:: TASK DIRECTIONS ::
Write out each line of these entries without any change.

Element and region listings:
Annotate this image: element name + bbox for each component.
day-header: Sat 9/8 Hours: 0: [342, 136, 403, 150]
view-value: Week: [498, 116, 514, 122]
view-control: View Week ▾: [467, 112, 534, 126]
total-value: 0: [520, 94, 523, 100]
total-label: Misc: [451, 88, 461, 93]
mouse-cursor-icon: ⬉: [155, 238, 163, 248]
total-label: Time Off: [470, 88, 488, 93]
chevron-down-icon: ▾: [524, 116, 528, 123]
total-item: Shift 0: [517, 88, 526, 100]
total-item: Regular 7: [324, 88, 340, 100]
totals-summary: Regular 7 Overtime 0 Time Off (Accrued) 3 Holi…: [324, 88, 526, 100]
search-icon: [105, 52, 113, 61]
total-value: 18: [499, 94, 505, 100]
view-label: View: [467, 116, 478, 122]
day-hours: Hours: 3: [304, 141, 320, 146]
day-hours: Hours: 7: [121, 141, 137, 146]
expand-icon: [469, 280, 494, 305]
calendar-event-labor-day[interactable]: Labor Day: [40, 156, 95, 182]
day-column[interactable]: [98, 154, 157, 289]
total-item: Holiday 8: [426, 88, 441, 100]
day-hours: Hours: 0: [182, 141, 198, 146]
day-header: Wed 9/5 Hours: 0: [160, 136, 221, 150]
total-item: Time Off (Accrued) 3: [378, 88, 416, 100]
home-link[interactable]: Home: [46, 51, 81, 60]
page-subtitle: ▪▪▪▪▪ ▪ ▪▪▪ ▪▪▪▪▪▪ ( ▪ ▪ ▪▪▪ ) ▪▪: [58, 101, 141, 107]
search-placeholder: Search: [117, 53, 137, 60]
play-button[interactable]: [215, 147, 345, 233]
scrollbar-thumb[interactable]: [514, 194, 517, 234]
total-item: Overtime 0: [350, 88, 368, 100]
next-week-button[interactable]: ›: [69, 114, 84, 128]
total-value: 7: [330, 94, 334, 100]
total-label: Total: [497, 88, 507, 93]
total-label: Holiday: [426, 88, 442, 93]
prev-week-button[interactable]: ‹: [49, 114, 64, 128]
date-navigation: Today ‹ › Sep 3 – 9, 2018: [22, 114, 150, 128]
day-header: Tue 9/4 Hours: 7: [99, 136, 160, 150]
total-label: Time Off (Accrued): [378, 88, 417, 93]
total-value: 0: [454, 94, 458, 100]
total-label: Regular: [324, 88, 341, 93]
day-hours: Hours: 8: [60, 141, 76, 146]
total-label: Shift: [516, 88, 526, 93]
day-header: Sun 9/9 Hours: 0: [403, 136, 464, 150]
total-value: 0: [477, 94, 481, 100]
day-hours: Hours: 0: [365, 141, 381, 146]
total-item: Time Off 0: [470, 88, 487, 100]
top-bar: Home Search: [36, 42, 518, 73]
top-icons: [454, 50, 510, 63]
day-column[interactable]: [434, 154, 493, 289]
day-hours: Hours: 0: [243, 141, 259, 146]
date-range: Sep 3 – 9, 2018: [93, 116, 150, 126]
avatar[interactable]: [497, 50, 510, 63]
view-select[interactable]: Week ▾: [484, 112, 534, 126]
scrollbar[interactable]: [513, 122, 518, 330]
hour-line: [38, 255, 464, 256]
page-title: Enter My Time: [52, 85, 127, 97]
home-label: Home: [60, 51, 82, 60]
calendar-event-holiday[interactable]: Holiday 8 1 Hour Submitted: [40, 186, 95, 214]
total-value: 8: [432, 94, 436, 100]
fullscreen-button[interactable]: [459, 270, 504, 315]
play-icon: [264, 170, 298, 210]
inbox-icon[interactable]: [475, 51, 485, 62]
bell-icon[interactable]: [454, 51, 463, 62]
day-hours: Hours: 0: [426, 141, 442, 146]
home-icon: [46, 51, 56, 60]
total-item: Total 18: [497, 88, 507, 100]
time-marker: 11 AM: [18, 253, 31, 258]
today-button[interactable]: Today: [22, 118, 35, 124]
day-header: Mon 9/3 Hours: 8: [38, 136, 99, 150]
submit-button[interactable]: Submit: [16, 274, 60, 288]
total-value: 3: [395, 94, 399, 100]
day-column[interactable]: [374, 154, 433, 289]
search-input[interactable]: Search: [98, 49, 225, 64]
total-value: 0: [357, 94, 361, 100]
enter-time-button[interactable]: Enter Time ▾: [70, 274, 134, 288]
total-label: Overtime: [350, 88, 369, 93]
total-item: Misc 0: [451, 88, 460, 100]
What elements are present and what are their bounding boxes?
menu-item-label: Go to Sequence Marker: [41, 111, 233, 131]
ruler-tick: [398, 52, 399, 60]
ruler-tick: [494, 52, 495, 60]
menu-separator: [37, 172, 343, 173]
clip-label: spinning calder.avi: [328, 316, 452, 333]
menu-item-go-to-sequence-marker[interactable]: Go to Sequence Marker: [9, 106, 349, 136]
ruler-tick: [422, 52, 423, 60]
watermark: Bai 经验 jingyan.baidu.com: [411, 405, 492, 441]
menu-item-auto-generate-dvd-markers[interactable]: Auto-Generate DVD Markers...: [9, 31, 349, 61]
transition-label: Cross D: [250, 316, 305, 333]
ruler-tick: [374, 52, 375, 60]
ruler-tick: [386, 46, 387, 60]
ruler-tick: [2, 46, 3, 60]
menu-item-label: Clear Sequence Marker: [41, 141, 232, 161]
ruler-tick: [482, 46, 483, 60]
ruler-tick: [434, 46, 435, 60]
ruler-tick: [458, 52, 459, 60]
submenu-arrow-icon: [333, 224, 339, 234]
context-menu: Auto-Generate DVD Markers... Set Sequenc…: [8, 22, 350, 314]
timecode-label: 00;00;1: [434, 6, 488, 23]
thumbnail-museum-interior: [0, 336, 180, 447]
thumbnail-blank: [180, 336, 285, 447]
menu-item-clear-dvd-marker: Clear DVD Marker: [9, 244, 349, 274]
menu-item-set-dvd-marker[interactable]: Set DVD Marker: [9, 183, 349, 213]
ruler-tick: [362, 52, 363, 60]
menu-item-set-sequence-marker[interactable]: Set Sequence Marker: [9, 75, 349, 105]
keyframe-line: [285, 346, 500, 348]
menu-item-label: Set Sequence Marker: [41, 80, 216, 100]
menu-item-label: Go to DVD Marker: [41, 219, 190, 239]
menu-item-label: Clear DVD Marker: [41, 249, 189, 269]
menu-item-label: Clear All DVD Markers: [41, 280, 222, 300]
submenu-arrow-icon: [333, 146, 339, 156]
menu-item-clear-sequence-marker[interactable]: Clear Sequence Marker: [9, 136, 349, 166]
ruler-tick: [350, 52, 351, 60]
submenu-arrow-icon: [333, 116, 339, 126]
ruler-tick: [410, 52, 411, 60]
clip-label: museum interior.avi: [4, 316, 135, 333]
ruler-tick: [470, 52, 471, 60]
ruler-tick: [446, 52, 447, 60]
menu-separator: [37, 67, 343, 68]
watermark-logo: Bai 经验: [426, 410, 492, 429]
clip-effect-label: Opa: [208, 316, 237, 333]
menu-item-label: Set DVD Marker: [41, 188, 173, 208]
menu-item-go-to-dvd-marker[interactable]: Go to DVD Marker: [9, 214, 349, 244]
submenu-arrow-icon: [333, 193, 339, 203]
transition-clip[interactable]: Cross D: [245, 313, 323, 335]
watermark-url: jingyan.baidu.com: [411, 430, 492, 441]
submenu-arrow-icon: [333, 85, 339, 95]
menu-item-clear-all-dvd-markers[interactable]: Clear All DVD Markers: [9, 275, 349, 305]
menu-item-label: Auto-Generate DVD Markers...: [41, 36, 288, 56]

:: WORKED ANSWER ::
Annotate this image: element name + bbox for each component.
day-header: Sat 9/8 Hours: 0: [342, 136, 403, 150]
view-value: Week: [498, 116, 514, 122]
view-control: View Week ▾: [467, 112, 534, 126]
total-value: 0: [520, 94, 523, 100]
total-label: Misc: [451, 88, 461, 93]
mouse-cursor-icon: ⬉: [155, 238, 163, 248]
total-label: Time Off: [470, 88, 488, 93]
chevron-down-icon: ▾: [524, 116, 528, 123]
total-item: Shift 0: [517, 88, 526, 100]
total-item: Regular 7: [324, 88, 340, 100]
totals-summary: Regular 7 Overtime 0 Time Off (Accrued) 3 Holi…: [324, 88, 526, 100]
search-icon: [105, 52, 113, 61]
total-value: 18: [499, 94, 505, 100]
view-label: View: [467, 116, 478, 122]
day-hours: Hours: 3: [304, 141, 320, 146]
day-hours: Hours: 7: [121, 141, 137, 146]
expand-icon: [469, 280, 494, 305]
calendar-event-labor-day[interactable]: Labor Day: [40, 156, 95, 182]
day-column[interactable]: [98, 154, 157, 289]
total-item: Holiday 8: [426, 88, 441, 100]
day-hours: Hours: 0: [182, 141, 198, 146]
day-header: Wed 9/5 Hours: 0: [160, 136, 221, 150]
total-item: Time Off (Accrued) 3: [378, 88, 416, 100]
home-link[interactable]: Home: [46, 51, 81, 60]
page-subtitle: ▪▪▪▪▪ ▪ ▪▪▪ ▪▪▪▪▪▪ ( ▪ ▪ ▪▪▪ ) ▪▪: [58, 101, 141, 107]
search-placeholder: Search: [117, 53, 137, 60]
play-button[interactable]: [215, 147, 345, 233]
scrollbar-thumb[interactable]: [514, 194, 517, 234]
total-item: Overtime 0: [350, 88, 368, 100]
next-week-button[interactable]: ›: [69, 114, 84, 128]
total-value: 7: [330, 94, 334, 100]
total-label: Total: [497, 88, 507, 93]
total-label: Holiday: [426, 88, 442, 93]
prev-week-button[interactable]: ‹: [49, 114, 64, 128]
date-navigation: Today ‹ › Sep 3 – 9, 2018: [22, 114, 150, 128]
day-header: Tue 9/4 Hours: 7: [99, 136, 160, 150]
total-label: Time Off (Accrued): [378, 88, 417, 93]
total-value: 0: [454, 94, 458, 100]
total-label: Regular: [324, 88, 341, 93]
day-hours: Hours: 8: [60, 141, 76, 146]
total-label: Shift: [516, 88, 526, 93]
day-header: Sun 9/9 Hours: 0: [403, 136, 464, 150]
total-value: 0: [477, 94, 481, 100]
day-hours: Hours: 0: [365, 141, 381, 146]
total-item: Time Off 0: [470, 88, 487, 100]
top-bar: Home Search: [36, 42, 518, 73]
top-icons: [454, 50, 510, 63]
day-column[interactable]: [434, 154, 493, 289]
day-hours: Hours: 0: [243, 141, 259, 146]
date-range: Sep 3 – 9, 2018: [93, 116, 150, 126]
avatar[interactable]: [497, 50, 510, 63]
view-select[interactable]: Week ▾: [484, 112, 534, 126]
scrollbar[interactable]: [513, 122, 518, 330]
hour-line: [38, 255, 464, 256]
page-title: Enter My Time: [52, 85, 127, 97]
home-label: Home: [60, 51, 82, 60]
calendar-event-holiday[interactable]: Holiday 8 1 Hour Submitted: [40, 186, 95, 214]
total-value: 8: [432, 94, 436, 100]
fullscreen-button[interactable]: [459, 270, 504, 315]
play-icon: [264, 170, 298, 210]
inbox-icon[interactable]: [475, 51, 485, 62]
bell-icon[interactable]: [454, 51, 463, 62]
day-hours: Hours: 0: [426, 141, 442, 146]
home-icon: [46, 51, 56, 60]
total-item: Total 18: [497, 88, 507, 100]
time-marker: 11 AM: [18, 253, 31, 258]
today-button[interactable]: Today: [22, 118, 35, 124]
day-header: Mon 9/3 Hours: 8: [38, 136, 99, 150]
submit-button[interactable]: Submit: [16, 274, 60, 288]
total-value: 3: [395, 94, 399, 100]
day-column[interactable]: [374, 154, 433, 289]
search-input[interactable]: Search: [98, 49, 225, 64]
total-value: 0: [357, 94, 361, 100]
enter-time-button[interactable]: Enter Time ▾: [70, 274, 134, 288]
total-label: Overtime: [350, 88, 369, 93]
total-item: Misc 0: [451, 88, 460, 100]
What elements are present and what are their bounding boxes?
menu-item-label: Go to Sequence Marker: [41, 111, 233, 131]
ruler-tick: [398, 52, 399, 60]
ruler-tick: [494, 52, 495, 60]
menu-separator: [37, 172, 343, 173]
clip-label: spinning calder.avi: [328, 316, 452, 333]
menu-item-go-to-sequence-marker[interactable]: Go to Sequence Marker: [9, 106, 349, 136]
ruler-tick: [422, 52, 423, 60]
watermark: Bai 经验 jingyan.baidu.com: [411, 405, 492, 441]
menu-item-auto-generate-dvd-markers[interactable]: Auto-Generate DVD Markers...: [9, 31, 349, 61]
transition-label: Cross D: [250, 316, 305, 333]
ruler-tick: [374, 52, 375, 60]
ruler-tick: [386, 46, 387, 60]
ruler-tick: [2, 46, 3, 60]
menu-item-label: Clear Sequence Marker: [41, 141, 232, 161]
ruler-tick: [482, 46, 483, 60]
ruler-tick: [434, 46, 435, 60]
ruler-tick: [458, 52, 459, 60]
submenu-arrow-icon: [333, 224, 339, 234]
context-menu: Auto-Generate DVD Markers... Set Sequenc…: [8, 22, 350, 314]
timecode-label: 00;00;1: [434, 6, 488, 23]
thumbnail-museum-interior: [0, 336, 180, 447]
thumbnail-blank: [180, 336, 285, 447]
menu-item-clear-dvd-marker: Clear DVD Marker: [9, 244, 349, 274]
menu-item-set-dvd-marker[interactable]: Set DVD Marker: [9, 183, 349, 213]
ruler-tick: [362, 52, 363, 60]
menu-item-set-sequence-marker[interactable]: Set Sequence Marker: [9, 75, 349, 105]
keyframe-line: [285, 346, 500, 348]
menu-item-label: Set Sequence Marker: [41, 80, 216, 100]
menu-item-label: Go to DVD Marker: [41, 219, 190, 239]
menu-item-label: Clear DVD Marker: [41, 249, 189, 269]
menu-item-label: Clear All DVD Markers: [41, 280, 222, 300]
submenu-arrow-icon: [333, 146, 339, 156]
menu-item-clear-sequence-marker[interactable]: Clear Sequence Marker: [9, 136, 349, 166]
ruler-tick: [350, 52, 351, 60]
submenu-arrow-icon: [333, 116, 339, 126]
ruler-tick: [410, 52, 411, 60]
clip-label: museum interior.avi: [4, 316, 135, 333]
ruler-tick: [470, 52, 471, 60]
ruler-tick: [446, 52, 447, 60]
menu-separator: [37, 67, 343, 68]
watermark-logo: Bai 经验: [426, 410, 492, 429]
clip-effect-label: Opa: [208, 316, 237, 333]
menu-item-label: Set DVD Marker: [41, 188, 173, 208]
menu-item-go-to-dvd-marker[interactable]: Go to DVD Marker: [9, 214, 349, 244]
submenu-arrow-icon: [333, 193, 339, 203]
transition-clip[interactable]: Cross D: [245, 313, 323, 335]
watermark-url: jingyan.baidu.com: [411, 430, 492, 441]
submenu-arrow-icon: [333, 85, 339, 95]
menu-item-clear-all-dvd-markers[interactable]: Clear All DVD Markers: [9, 275, 349, 305]
menu-item-label: Auto-Generate DVD Markers...: [41, 36, 288, 56]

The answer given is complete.